§ **Exercise objective**: Look through the data below. Pick out the lines holding the string "period".

┄┄┄┄┄┄┄┄┄┄┄┄┄┄┄┄┄┄┄┄

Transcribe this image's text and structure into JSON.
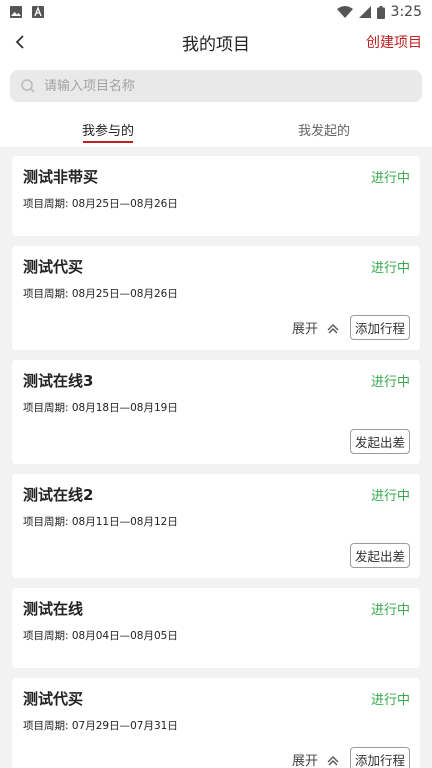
{
  "status_bar": {
    "time": "3:25"
  },
  "header": {
    "title": "我的项目",
    "create_label": "创建项目"
  },
  "search": {
    "placeholder": "请输入项目名称"
  },
  "tabs": [
    {
      "label": "我参与的",
      "active": true
    },
    {
      "label": "我发起的",
      "active": false
    }
  ],
  "projects": [
    {
      "name": "测试非带买",
      "status": "进行中",
      "period": "项目周期: 08月25日—08月26日"
    },
    {
      "name": "测试代买",
      "status": "进行中",
      "period": "项目周期: 08月25日—08月26日",
      "expand_label": "展开",
      "action_label": "添加行程"
    },
    {
      "name": "测试在线3",
      "status": "进行中",
      "period": "项目周期: 08月18日—08月19日",
      "action_label": "发起出差"
    },
    {
      "name": "测试在线2",
      "status": "进行中",
      "period": "项目周期: 08月11日—08月12日",
      "action_label": "发起出差"
    },
    {
      "name": "测试在线",
      "status": "进行中",
      "period": "项目周期: 08月04日—08月05日"
    },
    {
      "name": "测试代买",
      "status": "进行中",
      "period": "项目周期: 07月29日—07月31日",
      "expand_label": "展开",
      "action_label": "添加行程"
    }
  ],
  "colors": {
    "accent": "#c21f1f",
    "status": "#38a84b"
  }
}
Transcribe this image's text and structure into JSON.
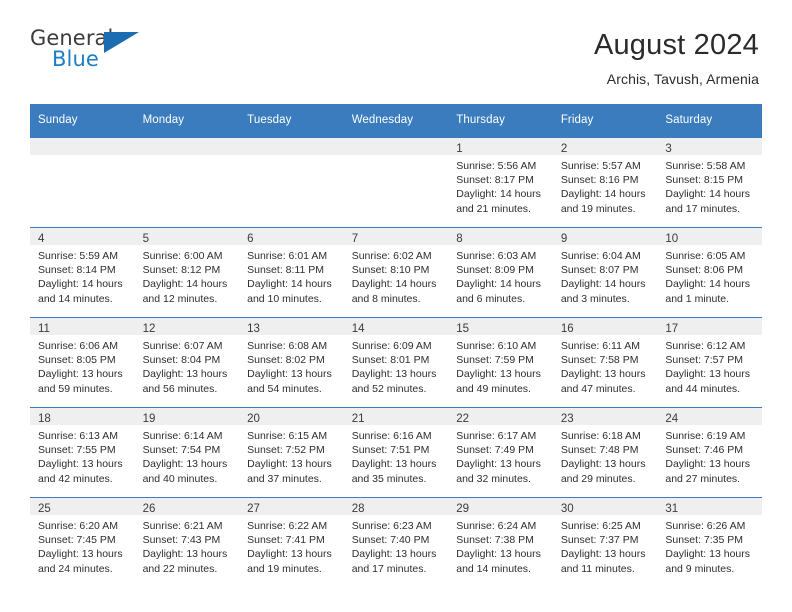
{
  "brand": {
    "name_part1": "General",
    "name_part2": "Blue",
    "accent_color": "#1d7fc4",
    "triangle_color": "#1b6cb0"
  },
  "header": {
    "title": "August 2024",
    "subtitle": "Archis, Tavush, Armenia"
  },
  "theme": {
    "header_bg": "#3a7cbe",
    "daynum_bg": "#efefef",
    "text_color": "#2e2e2e"
  },
  "calendar": {
    "weekday_headers": [
      "Sunday",
      "Monday",
      "Tuesday",
      "Wednesday",
      "Thursday",
      "Friday",
      "Saturday"
    ],
    "weeks": [
      [
        {
          "day": "",
          "lines": []
        },
        {
          "day": "",
          "lines": []
        },
        {
          "day": "",
          "lines": []
        },
        {
          "day": "",
          "lines": []
        },
        {
          "day": "1",
          "lines": [
            "Sunrise: 5:56 AM",
            "Sunset: 8:17 PM",
            "Daylight: 14 hours",
            "and 21 minutes."
          ]
        },
        {
          "day": "2",
          "lines": [
            "Sunrise: 5:57 AM",
            "Sunset: 8:16 PM",
            "Daylight: 14 hours",
            "and 19 minutes."
          ]
        },
        {
          "day": "3",
          "lines": [
            "Sunrise: 5:58 AM",
            "Sunset: 8:15 PM",
            "Daylight: 14 hours",
            "and 17 minutes."
          ]
        }
      ],
      [
        {
          "day": "4",
          "lines": [
            "Sunrise: 5:59 AM",
            "Sunset: 8:14 PM",
            "Daylight: 14 hours",
            "and 14 minutes."
          ]
        },
        {
          "day": "5",
          "lines": [
            "Sunrise: 6:00 AM",
            "Sunset: 8:12 PM",
            "Daylight: 14 hours",
            "and 12 minutes."
          ]
        },
        {
          "day": "6",
          "lines": [
            "Sunrise: 6:01 AM",
            "Sunset: 8:11 PM",
            "Daylight: 14 hours",
            "and 10 minutes."
          ]
        },
        {
          "day": "7",
          "lines": [
            "Sunrise: 6:02 AM",
            "Sunset: 8:10 PM",
            "Daylight: 14 hours",
            "and 8 minutes."
          ]
        },
        {
          "day": "8",
          "lines": [
            "Sunrise: 6:03 AM",
            "Sunset: 8:09 PM",
            "Daylight: 14 hours",
            "and 6 minutes."
          ]
        },
        {
          "day": "9",
          "lines": [
            "Sunrise: 6:04 AM",
            "Sunset: 8:07 PM",
            "Daylight: 14 hours",
            "and 3 minutes."
          ]
        },
        {
          "day": "10",
          "lines": [
            "Sunrise: 6:05 AM",
            "Sunset: 8:06 PM",
            "Daylight: 14 hours",
            "and 1 minute."
          ]
        }
      ],
      [
        {
          "day": "11",
          "lines": [
            "Sunrise: 6:06 AM",
            "Sunset: 8:05 PM",
            "Daylight: 13 hours",
            "and 59 minutes."
          ]
        },
        {
          "day": "12",
          "lines": [
            "Sunrise: 6:07 AM",
            "Sunset: 8:04 PM",
            "Daylight: 13 hours",
            "and 56 minutes."
          ]
        },
        {
          "day": "13",
          "lines": [
            "Sunrise: 6:08 AM",
            "Sunset: 8:02 PM",
            "Daylight: 13 hours",
            "and 54 minutes."
          ]
        },
        {
          "day": "14",
          "lines": [
            "Sunrise: 6:09 AM",
            "Sunset: 8:01 PM",
            "Daylight: 13 hours",
            "and 52 minutes."
          ]
        },
        {
          "day": "15",
          "lines": [
            "Sunrise: 6:10 AM",
            "Sunset: 7:59 PM",
            "Daylight: 13 hours",
            "and 49 minutes."
          ]
        },
        {
          "day": "16",
          "lines": [
            "Sunrise: 6:11 AM",
            "Sunset: 7:58 PM",
            "Daylight: 13 hours",
            "and 47 minutes."
          ]
        },
        {
          "day": "17",
          "lines": [
            "Sunrise: 6:12 AM",
            "Sunset: 7:57 PM",
            "Daylight: 13 hours",
            "and 44 minutes."
          ]
        }
      ],
      [
        {
          "day": "18",
          "lines": [
            "Sunrise: 6:13 AM",
            "Sunset: 7:55 PM",
            "Daylight: 13 hours",
            "and 42 minutes."
          ]
        },
        {
          "day": "19",
          "lines": [
            "Sunrise: 6:14 AM",
            "Sunset: 7:54 PM",
            "Daylight: 13 hours",
            "and 40 minutes."
          ]
        },
        {
          "day": "20",
          "lines": [
            "Sunrise: 6:15 AM",
            "Sunset: 7:52 PM",
            "Daylight: 13 hours",
            "and 37 minutes."
          ]
        },
        {
          "day": "21",
          "lines": [
            "Sunrise: 6:16 AM",
            "Sunset: 7:51 PM",
            "Daylight: 13 hours",
            "and 35 minutes."
          ]
        },
        {
          "day": "22",
          "lines": [
            "Sunrise: 6:17 AM",
            "Sunset: 7:49 PM",
            "Daylight: 13 hours",
            "and 32 minutes."
          ]
        },
        {
          "day": "23",
          "lines": [
            "Sunrise: 6:18 AM",
            "Sunset: 7:48 PM",
            "Daylight: 13 hours",
            "and 29 minutes."
          ]
        },
        {
          "day": "24",
          "lines": [
            "Sunrise: 6:19 AM",
            "Sunset: 7:46 PM",
            "Daylight: 13 hours",
            "and 27 minutes."
          ]
        }
      ],
      [
        {
          "day": "25",
          "lines": [
            "Sunrise: 6:20 AM",
            "Sunset: 7:45 PM",
            "Daylight: 13 hours",
            "and 24 minutes."
          ]
        },
        {
          "day": "26",
          "lines": [
            "Sunrise: 6:21 AM",
            "Sunset: 7:43 PM",
            "Daylight: 13 hours",
            "and 22 minutes."
          ]
        },
        {
          "day": "27",
          "lines": [
            "Sunrise: 6:22 AM",
            "Sunset: 7:41 PM",
            "Daylight: 13 hours",
            "and 19 minutes."
          ]
        },
        {
          "day": "28",
          "lines": [
            "Sunrise: 6:23 AM",
            "Sunset: 7:40 PM",
            "Daylight: 13 hours",
            "and 17 minutes."
          ]
        },
        {
          "day": "29",
          "lines": [
            "Sunrise: 6:24 AM",
            "Sunset: 7:38 PM",
            "Daylight: 13 hours",
            "and 14 minutes."
          ]
        },
        {
          "day": "30",
          "lines": [
            "Sunrise: 6:25 AM",
            "Sunset: 7:37 PM",
            "Daylight: 13 hours",
            "and 11 minutes."
          ]
        },
        {
          "day": "31",
          "lines": [
            "Sunrise: 6:26 AM",
            "Sunset: 7:35 PM",
            "Daylight: 13 hours",
            "and 9 minutes."
          ]
        }
      ]
    ]
  }
}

┄┄┄┄┄┄┄┄┄┄┄┄┄┄┄┄┄┄┄┄

§ **Solved problem**:
      "period": "项目周期: 08月25日—08月26日"
      "period": "项目周期: 08月25日—08月26日",
      "period": "项目周期: 08月18日—08月19日",
      "period": "项目周期: 08月11日—08月12日",
      "period": "项目周期: 08月04日—08月05日"
      "period": "项目周期: 07月29日—07月31日",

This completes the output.